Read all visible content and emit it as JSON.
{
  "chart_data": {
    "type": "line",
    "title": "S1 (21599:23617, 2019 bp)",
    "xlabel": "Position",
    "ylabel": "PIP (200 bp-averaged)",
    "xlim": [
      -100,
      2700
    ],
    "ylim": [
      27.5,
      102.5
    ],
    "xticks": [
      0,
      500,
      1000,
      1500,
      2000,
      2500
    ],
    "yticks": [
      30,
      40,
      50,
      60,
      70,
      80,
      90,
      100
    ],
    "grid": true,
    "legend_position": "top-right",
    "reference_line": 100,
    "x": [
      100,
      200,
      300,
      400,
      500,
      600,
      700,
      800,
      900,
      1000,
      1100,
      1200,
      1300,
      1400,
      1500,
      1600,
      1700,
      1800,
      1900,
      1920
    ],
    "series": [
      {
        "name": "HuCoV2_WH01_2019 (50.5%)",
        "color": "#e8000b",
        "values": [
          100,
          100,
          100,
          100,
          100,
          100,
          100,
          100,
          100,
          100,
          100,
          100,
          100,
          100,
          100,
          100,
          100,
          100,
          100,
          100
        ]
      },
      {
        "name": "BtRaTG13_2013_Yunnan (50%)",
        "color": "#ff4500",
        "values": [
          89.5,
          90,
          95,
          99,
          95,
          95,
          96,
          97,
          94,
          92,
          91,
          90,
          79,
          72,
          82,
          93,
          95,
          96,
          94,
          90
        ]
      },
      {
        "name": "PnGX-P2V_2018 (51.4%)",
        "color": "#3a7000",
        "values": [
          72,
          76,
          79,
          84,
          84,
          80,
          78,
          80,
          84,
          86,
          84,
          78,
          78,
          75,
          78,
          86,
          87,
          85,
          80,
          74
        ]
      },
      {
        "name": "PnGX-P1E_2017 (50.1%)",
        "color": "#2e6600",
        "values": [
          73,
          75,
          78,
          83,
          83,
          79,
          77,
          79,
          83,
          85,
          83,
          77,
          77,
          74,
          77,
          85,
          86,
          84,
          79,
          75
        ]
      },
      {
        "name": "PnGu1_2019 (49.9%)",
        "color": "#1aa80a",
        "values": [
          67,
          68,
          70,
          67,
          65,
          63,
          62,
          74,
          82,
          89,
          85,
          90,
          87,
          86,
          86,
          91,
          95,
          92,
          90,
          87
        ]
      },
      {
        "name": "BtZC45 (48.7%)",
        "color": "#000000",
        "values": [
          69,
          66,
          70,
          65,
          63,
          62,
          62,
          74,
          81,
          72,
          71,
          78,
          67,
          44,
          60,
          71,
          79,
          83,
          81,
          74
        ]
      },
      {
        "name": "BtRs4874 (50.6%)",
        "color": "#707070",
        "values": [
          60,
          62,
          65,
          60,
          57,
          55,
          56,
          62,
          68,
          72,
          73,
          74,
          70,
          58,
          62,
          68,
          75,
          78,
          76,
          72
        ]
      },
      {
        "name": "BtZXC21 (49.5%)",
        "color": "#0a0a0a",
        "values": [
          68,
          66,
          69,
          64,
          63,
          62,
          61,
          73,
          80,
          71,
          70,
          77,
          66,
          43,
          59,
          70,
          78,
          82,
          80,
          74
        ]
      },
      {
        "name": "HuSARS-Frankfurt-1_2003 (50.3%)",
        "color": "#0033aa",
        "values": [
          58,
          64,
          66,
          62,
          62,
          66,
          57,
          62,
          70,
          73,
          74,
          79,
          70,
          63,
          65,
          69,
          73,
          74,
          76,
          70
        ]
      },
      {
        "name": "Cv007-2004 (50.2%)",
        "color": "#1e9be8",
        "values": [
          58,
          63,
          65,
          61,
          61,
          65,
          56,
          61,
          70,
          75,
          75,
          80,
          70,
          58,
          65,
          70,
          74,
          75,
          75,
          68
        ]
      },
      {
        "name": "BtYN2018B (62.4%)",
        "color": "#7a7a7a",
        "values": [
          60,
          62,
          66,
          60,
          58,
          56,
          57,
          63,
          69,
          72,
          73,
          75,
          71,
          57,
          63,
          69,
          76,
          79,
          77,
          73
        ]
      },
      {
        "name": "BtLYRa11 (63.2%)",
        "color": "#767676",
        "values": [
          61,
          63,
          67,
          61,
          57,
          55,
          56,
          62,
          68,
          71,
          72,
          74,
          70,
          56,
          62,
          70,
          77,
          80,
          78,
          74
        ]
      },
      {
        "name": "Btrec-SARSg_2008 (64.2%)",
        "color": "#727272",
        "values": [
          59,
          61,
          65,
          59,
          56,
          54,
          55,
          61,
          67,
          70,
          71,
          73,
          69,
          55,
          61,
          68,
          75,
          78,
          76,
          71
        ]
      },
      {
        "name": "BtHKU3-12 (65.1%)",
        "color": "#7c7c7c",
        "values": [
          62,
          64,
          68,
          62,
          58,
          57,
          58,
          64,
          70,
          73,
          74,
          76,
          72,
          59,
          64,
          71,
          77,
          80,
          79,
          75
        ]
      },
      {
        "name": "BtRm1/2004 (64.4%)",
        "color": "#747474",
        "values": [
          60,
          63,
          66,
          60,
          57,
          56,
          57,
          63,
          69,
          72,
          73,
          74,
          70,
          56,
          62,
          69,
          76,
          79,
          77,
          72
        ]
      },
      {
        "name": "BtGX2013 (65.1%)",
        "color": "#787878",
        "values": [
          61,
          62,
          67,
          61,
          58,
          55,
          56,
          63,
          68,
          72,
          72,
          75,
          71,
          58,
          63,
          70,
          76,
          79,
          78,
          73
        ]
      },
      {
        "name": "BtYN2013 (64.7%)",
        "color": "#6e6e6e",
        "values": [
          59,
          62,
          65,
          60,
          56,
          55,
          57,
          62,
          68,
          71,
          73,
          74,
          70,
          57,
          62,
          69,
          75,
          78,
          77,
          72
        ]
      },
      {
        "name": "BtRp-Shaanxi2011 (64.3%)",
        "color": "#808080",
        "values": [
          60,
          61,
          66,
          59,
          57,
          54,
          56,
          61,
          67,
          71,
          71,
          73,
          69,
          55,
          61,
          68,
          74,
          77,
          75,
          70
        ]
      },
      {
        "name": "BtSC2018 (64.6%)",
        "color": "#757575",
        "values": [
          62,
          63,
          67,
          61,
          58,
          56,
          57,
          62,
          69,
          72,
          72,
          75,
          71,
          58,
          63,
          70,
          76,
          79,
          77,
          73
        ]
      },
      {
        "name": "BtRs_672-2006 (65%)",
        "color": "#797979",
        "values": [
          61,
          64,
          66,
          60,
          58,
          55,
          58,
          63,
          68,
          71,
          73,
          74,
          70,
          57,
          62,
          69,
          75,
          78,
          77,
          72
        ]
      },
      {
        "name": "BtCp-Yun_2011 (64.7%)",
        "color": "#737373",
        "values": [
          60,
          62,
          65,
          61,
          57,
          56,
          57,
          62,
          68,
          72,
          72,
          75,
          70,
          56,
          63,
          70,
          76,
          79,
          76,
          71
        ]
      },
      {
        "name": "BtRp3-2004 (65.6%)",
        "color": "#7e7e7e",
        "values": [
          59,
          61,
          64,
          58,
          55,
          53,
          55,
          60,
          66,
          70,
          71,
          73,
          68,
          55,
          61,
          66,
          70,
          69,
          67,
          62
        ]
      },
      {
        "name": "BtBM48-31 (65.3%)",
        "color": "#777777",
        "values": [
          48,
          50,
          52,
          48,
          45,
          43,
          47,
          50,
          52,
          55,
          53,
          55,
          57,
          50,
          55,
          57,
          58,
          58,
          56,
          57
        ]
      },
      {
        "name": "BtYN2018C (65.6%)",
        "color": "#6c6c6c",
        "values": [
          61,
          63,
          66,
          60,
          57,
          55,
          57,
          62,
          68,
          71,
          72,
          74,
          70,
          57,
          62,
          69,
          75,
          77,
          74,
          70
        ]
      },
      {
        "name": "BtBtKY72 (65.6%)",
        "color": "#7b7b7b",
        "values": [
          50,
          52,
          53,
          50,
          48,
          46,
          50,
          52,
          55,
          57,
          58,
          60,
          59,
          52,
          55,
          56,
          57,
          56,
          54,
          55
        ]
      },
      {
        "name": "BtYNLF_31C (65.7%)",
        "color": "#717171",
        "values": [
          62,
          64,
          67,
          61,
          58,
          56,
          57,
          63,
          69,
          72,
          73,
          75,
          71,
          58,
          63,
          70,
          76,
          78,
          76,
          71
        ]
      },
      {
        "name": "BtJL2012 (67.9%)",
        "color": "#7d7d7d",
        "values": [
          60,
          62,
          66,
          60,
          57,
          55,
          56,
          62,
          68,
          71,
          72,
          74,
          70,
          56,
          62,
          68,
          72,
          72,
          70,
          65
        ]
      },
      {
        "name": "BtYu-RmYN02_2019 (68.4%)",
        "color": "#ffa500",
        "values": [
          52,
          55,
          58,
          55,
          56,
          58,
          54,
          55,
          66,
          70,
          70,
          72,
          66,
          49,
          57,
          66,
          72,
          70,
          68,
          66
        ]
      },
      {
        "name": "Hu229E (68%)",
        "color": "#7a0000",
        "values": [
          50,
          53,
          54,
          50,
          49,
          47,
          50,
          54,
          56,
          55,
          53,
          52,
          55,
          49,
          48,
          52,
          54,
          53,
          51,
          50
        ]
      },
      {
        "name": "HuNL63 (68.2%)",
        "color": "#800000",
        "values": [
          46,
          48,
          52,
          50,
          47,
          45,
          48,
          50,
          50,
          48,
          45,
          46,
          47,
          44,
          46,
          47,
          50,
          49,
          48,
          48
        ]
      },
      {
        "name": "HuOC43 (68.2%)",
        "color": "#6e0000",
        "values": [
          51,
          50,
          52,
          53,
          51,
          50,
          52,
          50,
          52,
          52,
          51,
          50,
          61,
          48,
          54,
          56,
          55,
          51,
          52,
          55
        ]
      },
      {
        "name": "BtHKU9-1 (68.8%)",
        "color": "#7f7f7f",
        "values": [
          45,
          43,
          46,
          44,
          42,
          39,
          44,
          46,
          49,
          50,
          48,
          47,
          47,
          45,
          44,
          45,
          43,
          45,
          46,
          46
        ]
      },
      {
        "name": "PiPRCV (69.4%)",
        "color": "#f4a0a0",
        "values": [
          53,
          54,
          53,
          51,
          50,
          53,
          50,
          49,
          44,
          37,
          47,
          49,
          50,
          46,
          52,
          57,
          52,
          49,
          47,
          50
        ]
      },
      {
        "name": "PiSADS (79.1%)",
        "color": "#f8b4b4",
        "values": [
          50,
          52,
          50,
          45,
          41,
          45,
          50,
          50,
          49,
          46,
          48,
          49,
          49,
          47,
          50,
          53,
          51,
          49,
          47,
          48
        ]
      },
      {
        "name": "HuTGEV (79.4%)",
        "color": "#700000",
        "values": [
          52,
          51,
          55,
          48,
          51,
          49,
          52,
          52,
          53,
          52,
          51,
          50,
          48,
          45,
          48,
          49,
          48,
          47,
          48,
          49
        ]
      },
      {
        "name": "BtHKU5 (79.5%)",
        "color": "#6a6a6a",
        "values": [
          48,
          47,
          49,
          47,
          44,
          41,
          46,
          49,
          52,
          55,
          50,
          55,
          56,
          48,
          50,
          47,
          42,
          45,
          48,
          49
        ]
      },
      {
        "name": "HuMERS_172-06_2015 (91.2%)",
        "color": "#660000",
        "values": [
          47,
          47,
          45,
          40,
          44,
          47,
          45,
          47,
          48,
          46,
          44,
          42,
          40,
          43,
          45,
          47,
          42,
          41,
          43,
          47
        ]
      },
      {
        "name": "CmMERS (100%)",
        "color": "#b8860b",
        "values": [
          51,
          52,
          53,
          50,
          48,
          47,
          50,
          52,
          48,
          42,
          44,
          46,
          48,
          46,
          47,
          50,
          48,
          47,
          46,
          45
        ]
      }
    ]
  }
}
:::::
- **STATED EXERCISE**:
For this exercise, gather every line of the data that contains the word "PnGX".

- **FULL ANSWER**:
        "name": "PnGX-P2V_2018 (51.4%)",
        "name": "PnGX-P1E_2017 (50.1%)",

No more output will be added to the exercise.